## Data provided
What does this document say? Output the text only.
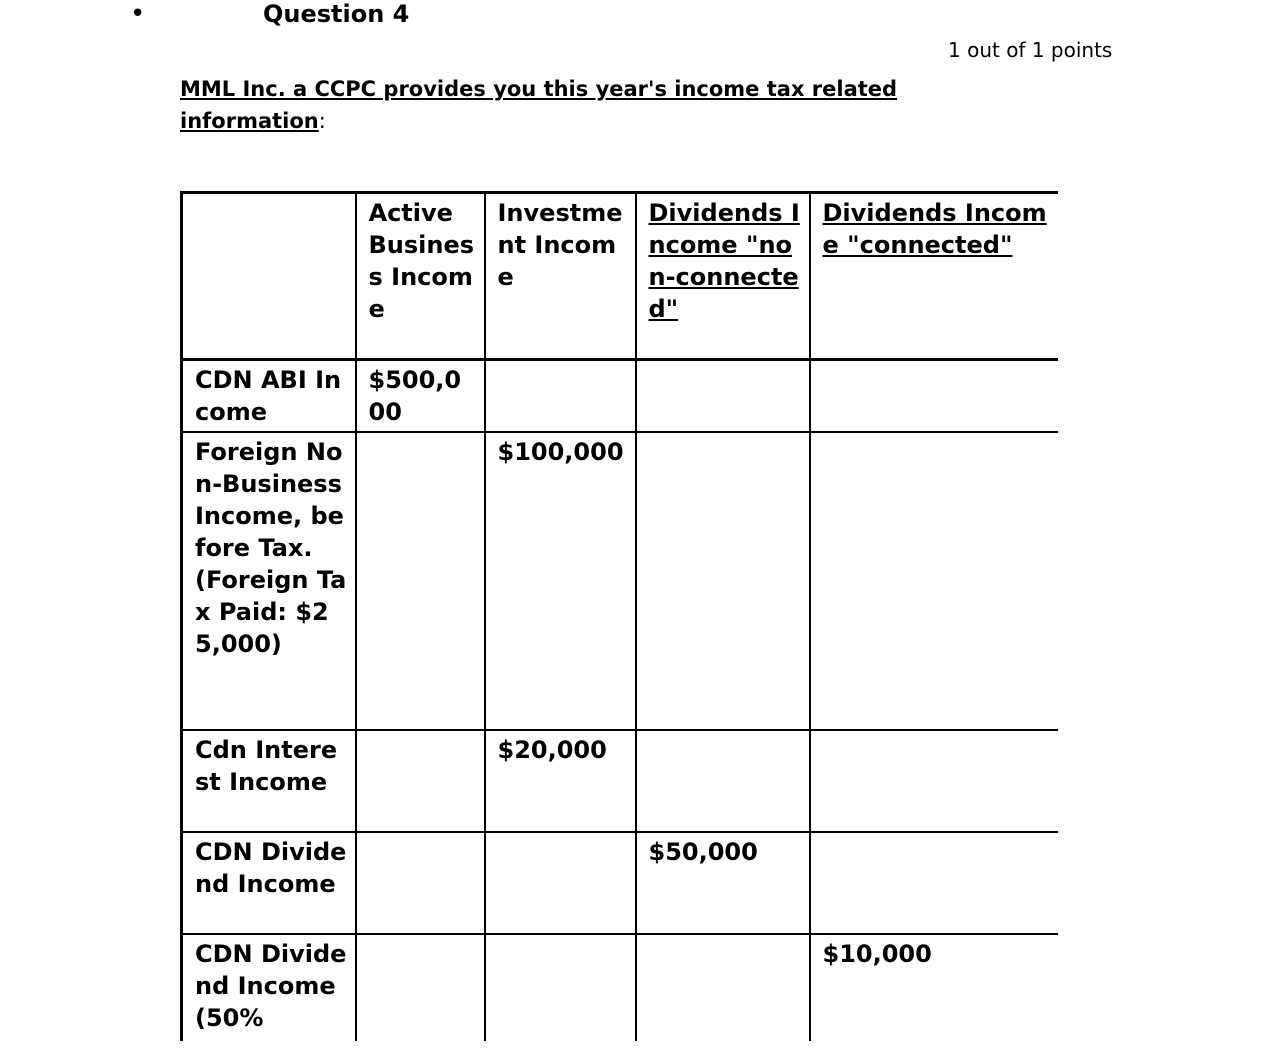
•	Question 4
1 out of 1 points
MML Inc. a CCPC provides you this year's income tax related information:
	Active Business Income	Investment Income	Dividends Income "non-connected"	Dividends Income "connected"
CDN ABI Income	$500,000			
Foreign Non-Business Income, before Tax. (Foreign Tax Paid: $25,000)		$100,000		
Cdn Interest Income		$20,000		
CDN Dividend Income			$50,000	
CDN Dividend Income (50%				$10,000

## Set problem
Only a number is wanted: how many lines above include "Business"?

## Response to this exercise
2